■ **PROBLEM STATEMENT**: Reproduce the records that follow in full, excluding any picture they contain.

** begin RECORDS PROVIDED **

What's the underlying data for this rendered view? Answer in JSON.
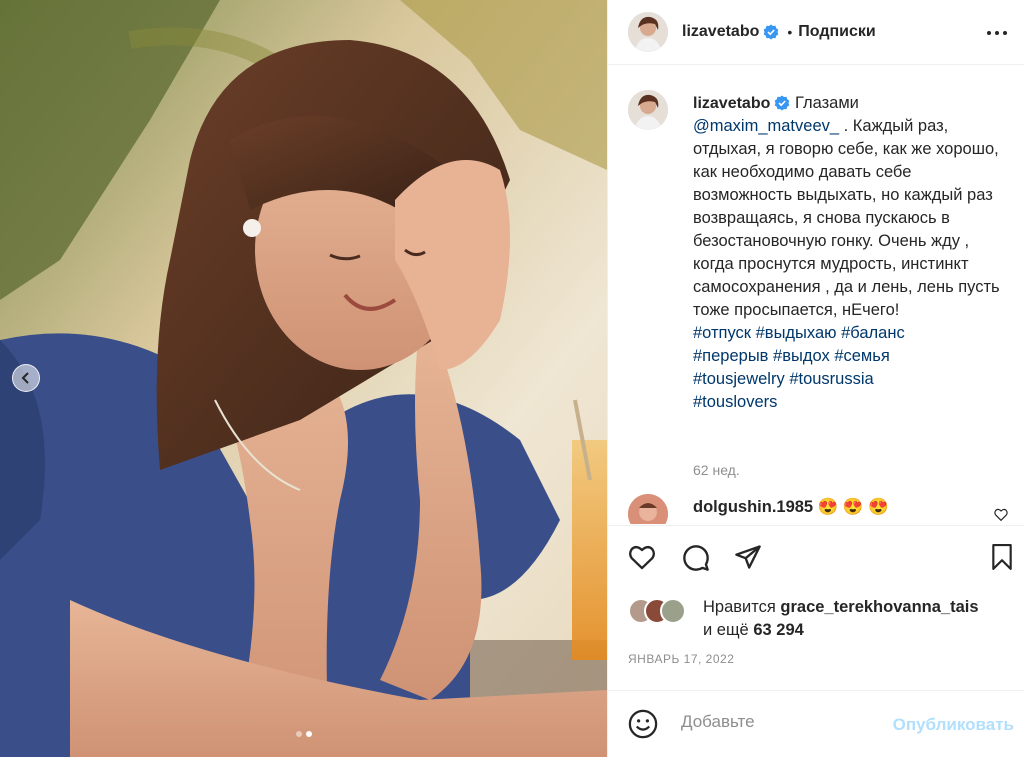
{
  "post": {
    "author": "lizavetabo",
    "follow_state": "Подписки",
    "separator": "•",
    "caption": {
      "first_line": "Глазами",
      "mention": "@maxim_matveev_",
      "body": " . Каждый раз, отдыхая, я говорю себе, как же хорошо, как необходимо давать себе возможность выдыхать, но каждый раз возвращаясь, я снова пускаюсь в безостановочную гонку. Очень жду , когда проснутся мудрость, инстинкт самосохранения , да и лень, лень пусть тоже просыпается, нЕчего!",
      "hashtags": [
        "#отпуск",
        "#выдыхаю",
        "#баланс",
        "#перерыв",
        "#выдох",
        "#семья",
        "#tousjewelry",
        "#tousrussia",
        "#touslovers"
      ],
      "time": "62 нед."
    },
    "comments": [
      {
        "user": "dolgushin.1985",
        "text": "😍 😍 😍"
      }
    ],
    "likes": {
      "prefix": "Нравится",
      "first_user": "grace_terekhovanna_tais",
      "and_more": "и ещё",
      "count": "63 294"
    },
    "date": "ЯНВАРЬ 17, 2022",
    "add_comment": {
      "placeholder": "Добавьте",
      "publish_label": "Опубликовать"
    },
    "carousel": {
      "total": 2,
      "active": 2
    }
  },
  "colors": {
    "text": "#262626",
    "secondary": "#8e8e8e",
    "link": "#00376b",
    "publish_disabled": "#b2dffc",
    "verified": "#3897f0",
    "border": "#efefef"
  }
}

** end RECORDS PROVIDED **

■ **OUTPUT**:
What's the underlying data for this rendered view? Answer in JSON.
{
  "post": {
    "author": "lizavetabo",
    "follow_state": "Подписки",
    "separator": "•",
    "caption": {
      "first_line": "Глазами",
      "mention": "@maxim_matveev_",
      "body": " . Каждый раз, отдыхая, я говорю себе, как же хорошо, как необходимо давать себе возможность выдыхать, но каждый раз возвращаясь, я снова пускаюсь в безостановочную гонку. Очень жду , когда проснутся мудрость, инстинкт самосохранения , да и лень, лень пусть тоже просыпается, нЕчего!",
      "hashtags": [
        "#отпуск",
        "#выдыхаю",
        "#баланс",
        "#перерыв",
        "#выдох",
        "#семья",
        "#tousjewelry",
        "#tousrussia",
        "#touslovers"
      ],
      "time": "62 нед."
    },
    "comments": [
      {
        "user": "dolgushin.1985",
        "text": "😍 😍 😍"
      }
    ],
    "likes": {
      "prefix": "Нравится",
      "first_user": "grace_terekhovanna_tais",
      "and_more": "и ещё",
      "count": "63 294"
    },
    "date": "ЯНВАРЬ 17, 2022",
    "add_comment": {
      "placeholder": "Добавьте",
      "publish_label": "Опубликовать"
    },
    "carousel": {
      "total": 2,
      "active": 2
    }
  },
  "colors": {
    "text": "#262626",
    "secondary": "#8e8e8e",
    "link": "#00376b",
    "publish_disabled": "#b2dffc",
    "verified": "#3897f0",
    "border": "#efefef"
  }
}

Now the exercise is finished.